* **Set exercise**
Tally the lines of the data that include the word "Connection" and state the total, nothing else.

* **Materials provided**
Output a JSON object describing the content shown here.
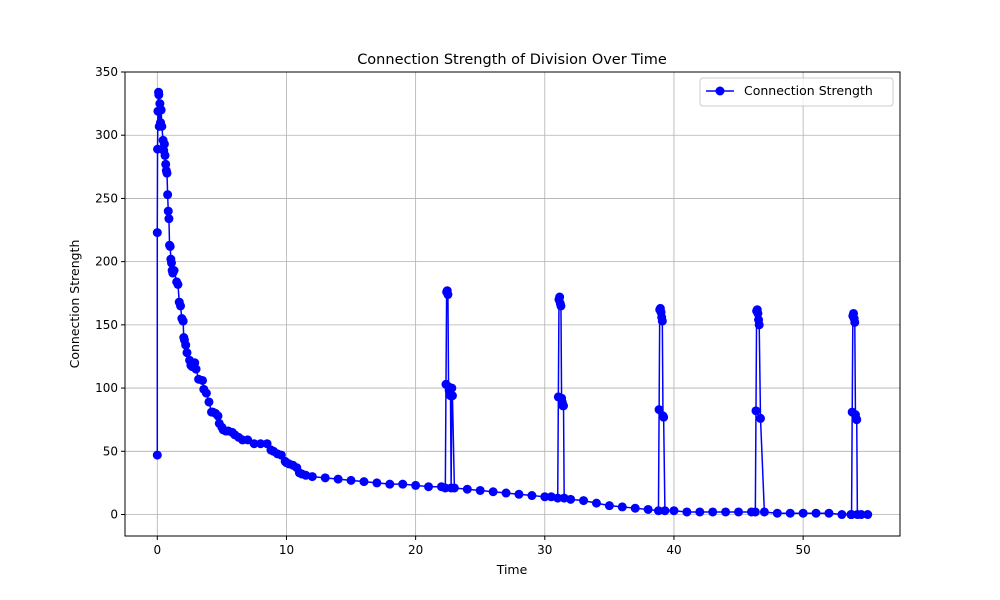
{
  "chart_data": {
    "type": "line",
    "title": "Connection Strength of Division Over Time",
    "xlabel": "Time",
    "ylabel": "Connection Strength",
    "xlim": [
      -2.5,
      57.5
    ],
    "ylim": [
      -17,
      350
    ],
    "xticks": [
      0,
      10,
      20,
      30,
      40,
      50
    ],
    "yticks": [
      0,
      50,
      100,
      150,
      200,
      250,
      300,
      350
    ],
    "grid": true,
    "legend": {
      "position": "upper right",
      "entries": [
        "Connection Strength"
      ]
    },
    "colors": {
      "series": "#0000ff",
      "grid": "#b0b0b0",
      "axes": "#000000"
    },
    "series": [
      {
        "name": "Connection Strength",
        "marker": "circle",
        "x": [
          0.0,
          0.0,
          0.02,
          0.05,
          0.1,
          0.12,
          0.15,
          0.2,
          0.25,
          0.3,
          0.35,
          0.45,
          0.5,
          0.55,
          0.6,
          0.65,
          0.7,
          0.75,
          0.8,
          0.85,
          0.9,
          0.95,
          1.0,
          1.05,
          1.1,
          1.15,
          1.2,
          1.3,
          1.5,
          1.6,
          1.7,
          1.8,
          1.9,
          2.0,
          2.05,
          2.1,
          2.2,
          2.3,
          2.5,
          2.6,
          2.7,
          2.9,
          3.0,
          3.2,
          3.5,
          3.6,
          3.8,
          4.0,
          4.2,
          4.3,
          4.5,
          4.7,
          4.8,
          5.0,
          5.1,
          5.3,
          5.5,
          5.8,
          6.0,
          6.3,
          6.6,
          7.0,
          7.5,
          8.0,
          8.5,
          8.8,
          9.0,
          9.3,
          9.6,
          9.9,
          10.0,
          10.2,
          10.5,
          10.8,
          11.0,
          11.2,
          11.5,
          12.0,
          13.0,
          14.0,
          15.0,
          16.0,
          17.0,
          18.0,
          19.0,
          20.0,
          21.0,
          22.0,
          22.3,
          22.35,
          22.4,
          22.45,
          22.5,
          22.55,
          22.6,
          22.65,
          22.7,
          22.75,
          22.8,
          22.85,
          23.0,
          24.0,
          25.0,
          26.0,
          27.0,
          28.0,
          29.0,
          30.0,
          30.5,
          31.0,
          31.05,
          31.1,
          31.15,
          31.2,
          31.25,
          31.3,
          31.35,
          31.4,
          31.45,
          31.5,
          32.0,
          33.0,
          34.0,
          35.0,
          36.0,
          37.0,
          38.0,
          38.8,
          38.85,
          38.9,
          38.95,
          39.0,
          39.05,
          39.1,
          39.15,
          39.2,
          39.3,
          40.0,
          41.0,
          42.0,
          43.0,
          44.0,
          45.0,
          46.0,
          46.3,
          46.35,
          46.4,
          46.45,
          46.5,
          46.55,
          46.6,
          46.7,
          47.0,
          48.0,
          49.0,
          50.0,
          51.0,
          52.0,
          53.0,
          53.7,
          53.75,
          53.8,
          53.85,
          53.9,
          53.95,
          54.0,
          54.05,
          54.1,
          54.15,
          54.2,
          54.5,
          55.0
        ],
        "y": [
          47,
          223,
          289,
          319,
          334,
          332,
          307,
          325,
          310,
          320,
          307,
          296,
          288,
          293,
          284,
          277,
          272,
          270,
          253,
          240,
          234,
          213,
          212,
          202,
          199,
          193,
          191,
          193,
          184,
          182,
          168,
          165,
          155,
          153,
          140,
          138,
          134,
          128,
          122,
          118,
          117,
          120,
          115,
          107,
          106,
          99,
          96,
          89,
          81,
          81,
          80,
          78,
          72,
          69,
          67,
          66,
          66,
          65,
          63,
          61,
          59,
          59,
          56,
          56,
          56,
          51,
          50,
          48,
          47,
          42,
          41,
          40,
          39,
          37,
          33,
          32,
          31,
          30,
          29,
          28,
          27,
          26,
          25,
          24,
          24,
          23,
          22,
          22,
          21,
          103,
          176,
          177,
          174,
          101,
          98,
          95,
          94,
          21,
          100,
          94,
          21,
          20,
          19,
          18,
          17,
          16,
          15,
          14,
          14,
          13,
          93,
          170,
          172,
          167,
          165,
          92,
          89,
          86,
          86,
          13,
          12,
          11,
          9,
          7,
          6,
          5,
          4,
          3,
          83,
          162,
          163,
          160,
          156,
          153,
          78,
          77,
          3,
          3,
          2,
          2,
          2,
          2,
          2,
          2,
          2,
          82,
          161,
          162,
          159,
          154,
          150,
          76,
          2,
          1,
          1,
          1,
          1,
          1,
          0,
          0,
          0,
          81,
          157,
          159,
          155,
          152,
          79,
          76,
          75,
          0,
          0,
          0
        ]
      }
    ]
  }
}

* **Full answer**
4